Copy the records that follow exactly as written, but not their pictures.
** START OF MATERIALS PROVIDED **
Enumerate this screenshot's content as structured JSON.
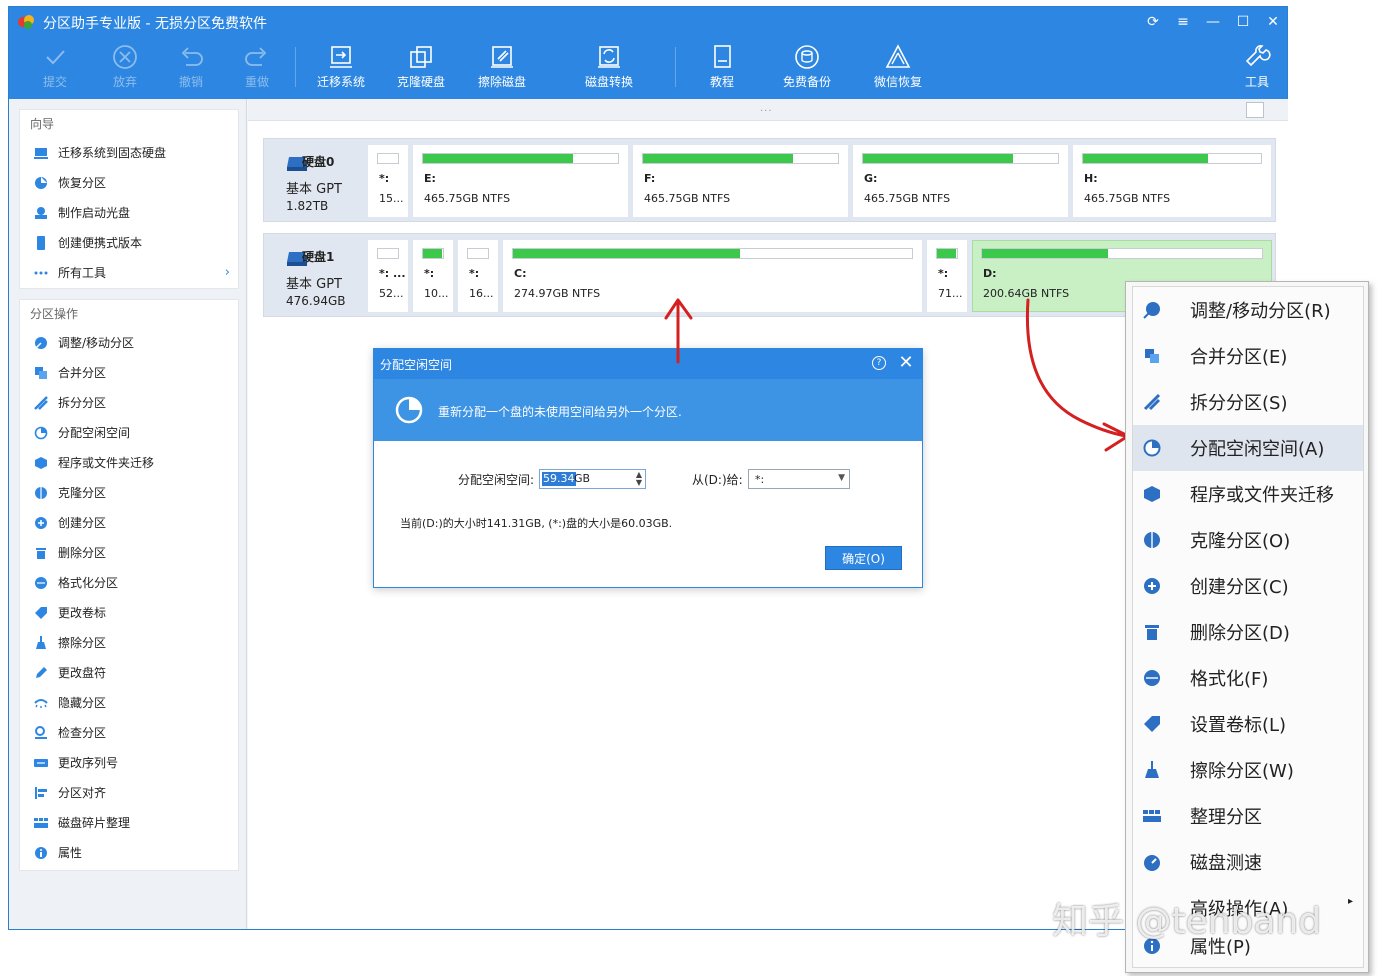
{
  "window": {
    "title": "分区助手专业版 - 无损分区免费软件",
    "controls": {
      "refresh": "⟳",
      "menu": "≡",
      "min": "—",
      "max": "☐",
      "close": "✕"
    }
  },
  "toolbar": {
    "commit": "提交",
    "discard": "放弃",
    "undo": "撤销",
    "redo": "重做",
    "migrate_os": "迁移系统",
    "clone_disk": "克隆硬盘",
    "wipe_disk": "擦除磁盘",
    "disk_convert": "磁盘转换",
    "tutorial": "教程",
    "free_backup": "免费备份",
    "wechat_recover": "微信恢复",
    "tools": "工具"
  },
  "sidebar": {
    "wizard_header": "向导",
    "wizard": [
      "迁移系统到固态硬盘",
      "恢复分区",
      "制作启动光盘",
      "创建便携式版本",
      "所有工具"
    ],
    "ops_header": "分区操作",
    "ops": [
      "调整/移动分区",
      "合并分区",
      "拆分分区",
      "分配空闲空间",
      "程序或文件夹迁移",
      "克隆分区",
      "创建分区",
      "删除分区",
      "格式化分区",
      "更改卷标",
      "擦除分区",
      "更改盘符",
      "隐藏分区",
      "检查分区",
      "更改序列号",
      "分区对齐",
      "磁盘碎片整理",
      "属性"
    ]
  },
  "main": {
    "drag_handle": "···"
  },
  "disks": [
    {
      "name": "硬盘0",
      "type": "基本 GPT",
      "size": "1.82TB",
      "partitions": [
        {
          "label": "*:",
          "info": "15...",
          "fill": 0
        },
        {
          "label": "E:",
          "info": "465.75GB NTFS",
          "fill": 0.77
        },
        {
          "label": "F:",
          "info": "465.75GB NTFS",
          "fill": 0.77
        },
        {
          "label": "G:",
          "info": "465.75GB NTFS",
          "fill": 0.77
        },
        {
          "label": "H:",
          "info": "465.75GB NTFS",
          "fill": 0.7
        }
      ]
    },
    {
      "name": "硬盘1",
      "type": "基本 GPT",
      "size": "476.94GB",
      "partitions": [
        {
          "label": "*: ...",
          "info": "52...",
          "fill": 0
        },
        {
          "label": "*:",
          "info": "10...",
          "fill": 0.95
        },
        {
          "label": "*:",
          "info": "16...",
          "fill": 0
        },
        {
          "label": "C:",
          "info": "274.97GB NTFS",
          "fill": 0.57
        },
        {
          "label": "*:",
          "info": "71...",
          "fill": 0.95
        },
        {
          "label": "D:",
          "info": "200.64GB NTFS",
          "fill": 0.45
        }
      ]
    }
  ],
  "dialog": {
    "title": "分配空闲空间",
    "help": "?",
    "close": "✕",
    "banner": "重新分配一个盘的未使用空间给另外一个分区.",
    "amount_label": "分配空闲空间:",
    "amount_value": "59.34",
    "amount_unit": "GB",
    "spin": "▲▼",
    "from_label": "从(D:)给:",
    "from_value": "*:",
    "from_arrow": "▼",
    "note": "当前(D:)的大小时141.31GB, (*:)盘的大小是60.03GB.",
    "ok": "确定(O)"
  },
  "context_menu": [
    {
      "label": "调整/移动分区(R)",
      "icon": "resize-icon"
    },
    {
      "label": "合并分区(E)",
      "icon": "merge-icon"
    },
    {
      "label": "拆分分区(S)",
      "icon": "split-icon"
    },
    {
      "label": "分配空闲空间(A)",
      "icon": "allocate-icon"
    },
    {
      "label": "程序或文件夹迁移",
      "icon": "app-move-icon"
    },
    {
      "label": "克隆分区(O)",
      "icon": "clone-icon"
    },
    {
      "label": "创建分区(C)",
      "icon": "create-icon"
    },
    {
      "label": "删除分区(D)",
      "icon": "trash-icon"
    },
    {
      "label": "格式化(F)",
      "icon": "format-icon"
    },
    {
      "label": "设置卷标(L)",
      "icon": "tag-icon"
    },
    {
      "label": "擦除分区(W)",
      "icon": "wipe-icon"
    },
    {
      "label": "整理分区",
      "icon": "defrag-icon"
    },
    {
      "label": "磁盘测速",
      "icon": "speed-icon"
    },
    {
      "label": "高级操作(A)",
      "icon": "",
      "submenu_arrow": "▸"
    },
    {
      "label": "属性(P)",
      "icon": "info-icon"
    }
  ],
  "watermark": "知乎 @tenband",
  "colors": {
    "brand": "#2d86e1",
    "bar": "#3cc84b",
    "selected_partition": "#c9f0c4",
    "annotation": "#d42020"
  }
}
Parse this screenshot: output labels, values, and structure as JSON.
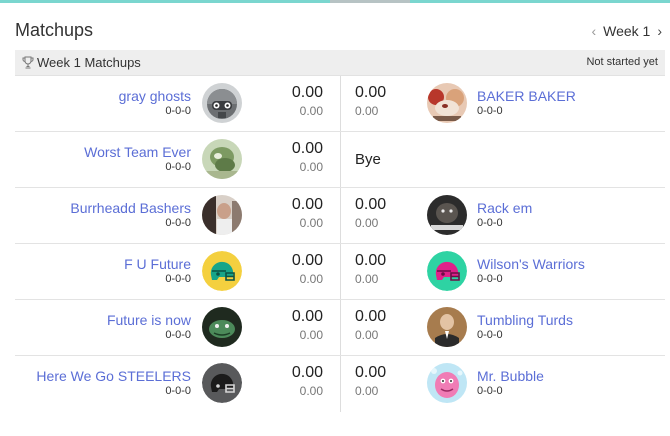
{
  "section": {
    "title": "Matchups"
  },
  "week_nav": {
    "label": "Week 1",
    "prev_icon": "chevron-left-icon",
    "next_icon": "chevron-right-icon"
  },
  "week_header": {
    "icon": "trophy-icon",
    "title": "Week 1 Matchups",
    "status": "Not started yet"
  },
  "colors": {
    "link": "#5b6ed6",
    "header_bg": "#eeeeee",
    "accent_bar": "#7ad6cf"
  },
  "matchups": [
    {
      "home": {
        "name": "gray ghosts",
        "record": "0-0-0",
        "score": "0.00",
        "projected": "0.00"
      },
      "away": {
        "name": "BAKER BAKER",
        "record": "0-0-0",
        "score": "0.00",
        "projected": "0.00"
      }
    },
    {
      "home": {
        "name": "Worst Team Ever",
        "record": "0-0-0",
        "score": "0.00",
        "projected": "0.00"
      },
      "bye_label": "Bye"
    },
    {
      "home": {
        "name": "Burrheadd Bashers",
        "record": "0-0-0",
        "score": "0.00",
        "projected": "0.00"
      },
      "away": {
        "name": "Rack em",
        "record": "0-0-0",
        "score": "0.00",
        "projected": "0.00"
      }
    },
    {
      "home": {
        "name": "F U Future",
        "record": "0-0-0",
        "score": "0.00",
        "projected": "0.00"
      },
      "away": {
        "name": "Wilson's Warriors",
        "record": "0-0-0",
        "score": "0.00",
        "projected": "0.00"
      }
    },
    {
      "home": {
        "name": "Future is now",
        "record": "0-0-0",
        "score": "0.00",
        "projected": "0.00"
      },
      "away": {
        "name": "Tumbling Turds",
        "record": "0-0-0",
        "score": "0.00",
        "projected": "0.00"
      }
    },
    {
      "home": {
        "name": "Here We Go STEELERS",
        "record": "0-0-0",
        "score": "0.00",
        "projected": "0.00"
      },
      "away": {
        "name": "Mr. Bubble",
        "record": "0-0-0",
        "score": "0.00",
        "projected": "0.00"
      }
    }
  ]
}
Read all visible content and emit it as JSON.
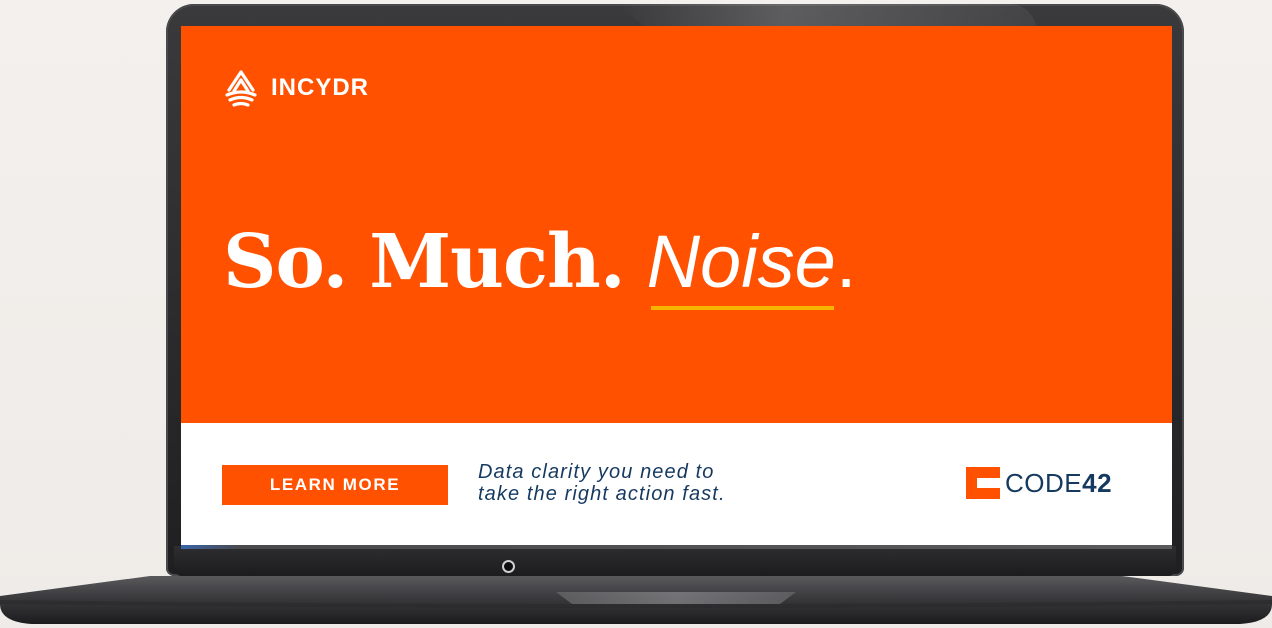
{
  "brand": {
    "name": "INCYDR",
    "color": "#ffffff"
  },
  "headline": {
    "part1": "So.",
    "part2": "Much.",
    "part3": "Noise",
    "part3_punct": ".",
    "underline_color": "#f7b500"
  },
  "cta": {
    "label": "LEARN MORE"
  },
  "tagline": {
    "line1": "Data clarity you need to",
    "line2": "take the right action fast."
  },
  "company": {
    "name_prefix": "CODE",
    "name_number": "42"
  },
  "colors": {
    "accent_orange": "#ff5100",
    "navy": "#163a5f",
    "background": "#f1eeeb",
    "laptop_body": "#2a2a2c"
  },
  "icons": {
    "brand_logo": "incydr-logo-icon",
    "company_logo": "code42-logo-icon",
    "camera": "webcam-icon"
  }
}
** END OF MATERIALS PROVIDED **
## OUTPUT
Enumerate this screenshot's content as structured JSON.
{
  "window": {
    "title": "分区助手专业版 - 无损分区免费软件",
    "controls": {
      "refresh": "⟳",
      "menu": "≡",
      "min": "—",
      "max": "☐",
      "close": "✕"
    }
  },
  "toolbar": {
    "commit": "提交",
    "discard": "放弃",
    "undo": "撤销",
    "redo": "重做",
    "migrate_os": "迁移系统",
    "clone_disk": "克隆硬盘",
    "wipe_disk": "擦除磁盘",
    "disk_convert": "磁盘转换",
    "tutorial": "教程",
    "free_backup": "免费备份",
    "wechat_recover": "微信恢复",
    "tools": "工具"
  },
  "sidebar": {
    "wizard_header": "向导",
    "wizard": [
      "迁移系统到固态硬盘",
      "恢复分区",
      "制作启动光盘",
      "创建便携式版本",
      "所有工具"
    ],
    "ops_header": "分区操作",
    "ops": [
      "调整/移动分区",
      "合并分区",
      "拆分分区",
      "分配空闲空间",
      "程序或文件夹迁移",
      "克隆分区",
      "创建分区",
      "删除分区",
      "格式化分区",
      "更改卷标",
      "擦除分区",
      "更改盘符",
      "隐藏分区",
      "检查分区",
      "更改序列号",
      "分区对齐",
      "磁盘碎片整理",
      "属性"
    ]
  },
  "main": {
    "drag_handle": "···"
  },
  "disks": [
    {
      "name": "硬盘0",
      "type": "基本 GPT",
      "size": "1.82TB",
      "partitions": [
        {
          "label": "*:",
          "info": "15...",
          "fill": 0
        },
        {
          "label": "E:",
          "info": "465.75GB NTFS",
          "fill": 0.77
        },
        {
          "label": "F:",
          "info": "465.75GB NTFS",
          "fill": 0.77
        },
        {
          "label": "G:",
          "info": "465.75GB NTFS",
          "fill": 0.77
        },
        {
          "label": "H:",
          "info": "465.75GB NTFS",
          "fill": 0.7
        }
      ]
    },
    {
      "name": "硬盘1",
      "type": "基本 GPT",
      "size": "476.94GB",
      "partitions": [
        {
          "label": "*: ...",
          "info": "52...",
          "fill": 0
        },
        {
          "label": "*:",
          "info": "10...",
          "fill": 0.95
        },
        {
          "label": "*:",
          "info": "16...",
          "fill": 0
        },
        {
          "label": "C:",
          "info": "274.97GB NTFS",
          "fill": 0.57
        },
        {
          "label": "*:",
          "info": "71...",
          "fill": 0.95
        },
        {
          "label": "D:",
          "info": "200.64GB NTFS",
          "fill": 0.45
        }
      ]
    }
  ],
  "dialog": {
    "title": "分配空闲空间",
    "help": "?",
    "close": "✕",
    "banner": "重新分配一个盘的未使用空间给另外一个分区.",
    "amount_label": "分配空闲空间:",
    "amount_value": "59.34",
    "amount_unit": "GB",
    "spin": "▲▼",
    "from_label": "从(D:)给:",
    "from_value": "*:",
    "from_arrow": "▼",
    "note": "当前(D:)的大小时141.31GB, (*:)盘的大小是60.03GB.",
    "ok": "确定(O)"
  },
  "context_menu": [
    {
      "label": "调整/移动分区(R)",
      "icon": "resize-icon"
    },
    {
      "label": "合并分区(E)",
      "icon": "merge-icon"
    },
    {
      "label": "拆分分区(S)",
      "icon": "split-icon"
    },
    {
      "label": "分配空闲空间(A)",
      "icon": "allocate-icon"
    },
    {
      "label": "程序或文件夹迁移",
      "icon": "app-move-icon"
    },
    {
      "label": "克隆分区(O)",
      "icon": "clone-icon"
    },
    {
      "label": "创建分区(C)",
      "icon": "create-icon"
    },
    {
      "label": "删除分区(D)",
      "icon": "trash-icon"
    },
    {
      "label": "格式化(F)",
      "icon": "format-icon"
    },
    {
      "label": "设置卷标(L)",
      "icon": "tag-icon"
    },
    {
      "label": "擦除分区(W)",
      "icon": "wipe-icon"
    },
    {
      "label": "整理分区",
      "icon": "defrag-icon"
    },
    {
      "label": "磁盘测速",
      "icon": "speed-icon"
    },
    {
      "label": "高级操作(A)",
      "icon": "",
      "submenu_arrow": "▸"
    },
    {
      "label": "属性(P)",
      "icon": "info-icon"
    }
  ],
  "watermark": "知乎 @tenband",
  "colors": {
    "brand": "#2d86e1",
    "bar": "#3cc84b",
    "selected_partition": "#c9f0c4",
    "annotation": "#d42020"
  }
}
Parse this screenshot: output labels, values, and structure as JSON.
{
  "section": {
    "title": "Matchups"
  },
  "week_nav": {
    "label": "Week 1",
    "prev_icon": "chevron-left-icon",
    "next_icon": "chevron-right-icon"
  },
  "week_header": {
    "icon": "trophy-icon",
    "title": "Week 1 Matchups",
    "status": "Not started yet"
  },
  "colors": {
    "link": "#5b6ed6",
    "header_bg": "#eeeeee",
    "accent_bar": "#7ad6cf"
  },
  "matchups": [
    {
      "home": {
        "name": "gray ghosts",
        "record": "0-0-0",
        "score": "0.00",
        "projected": "0.00"
      },
      "away": {
        "name": "BAKER BAKER",
        "record": "0-0-0",
        "score": "0.00",
        "projected": "0.00"
      }
    },
    {
      "home": {
        "name": "Worst Team Ever",
        "record": "0-0-0",
        "score": "0.00",
        "projected": "0.00"
      },
      "bye_label": "Bye"
    },
    {
      "home": {
        "name": "Burrheadd Bashers",
        "record": "0-0-0",
        "score": "0.00",
        "projected": "0.00"
      },
      "away": {
        "name": "Rack em",
        "record": "0-0-0",
        "score": "0.00",
        "projected": "0.00"
      }
    },
    {
      "home": {
        "name": "F U Future",
        "record": "0-0-0",
        "score": "0.00",
        "projected": "0.00"
      },
      "away": {
        "name": "Wilson's Warriors",
        "record": "0-0-0",
        "score": "0.00",
        "projected": "0.00"
      }
    },
    {
      "home": {
        "name": "Future is now",
        "record": "0-0-0",
        "score": "0.00",
        "projected": "0.00"
      },
      "away": {
        "name": "Tumbling Turds",
        "record": "0-0-0",
        "score": "0.00",
        "projected": "0.00"
      }
    },
    {
      "home": {
        "name": "Here We Go STEELERS",
        "record": "0-0-0",
        "score": "0.00",
        "projected": "0.00"
      },
      "away": {
        "name": "Mr. Bubble",
        "record": "0-0-0",
        "score": "0.00",
        "projected": "0.00"
      }
    }
  ]
}
Read all visible content and emit it as JSON.
{
  "brand": {
    "name": "INCYDR",
    "color": "#ffffff"
  },
  "headline": {
    "part1": "So.",
    "part2": "Much.",
    "part3": "Noise",
    "part3_punct": ".",
    "underline_color": "#f7b500"
  },
  "cta": {
    "label": "LEARN MORE"
  },
  "tagline": {
    "line1": "Data clarity you need to",
    "line2": "take the right action fast."
  },
  "company": {
    "name_prefix": "CODE",
    "name_number": "42"
  },
  "colors": {
    "accent_orange": "#ff5100",
    "navy": "#163a5f",
    "background": "#f1eeeb",
    "laptop_body": "#2a2a2c"
  },
  "icons": {
    "brand_logo": "incydr-logo-icon",
    "company_logo": "code42-logo-icon",
    "camera": "webcam-icon"
  }
}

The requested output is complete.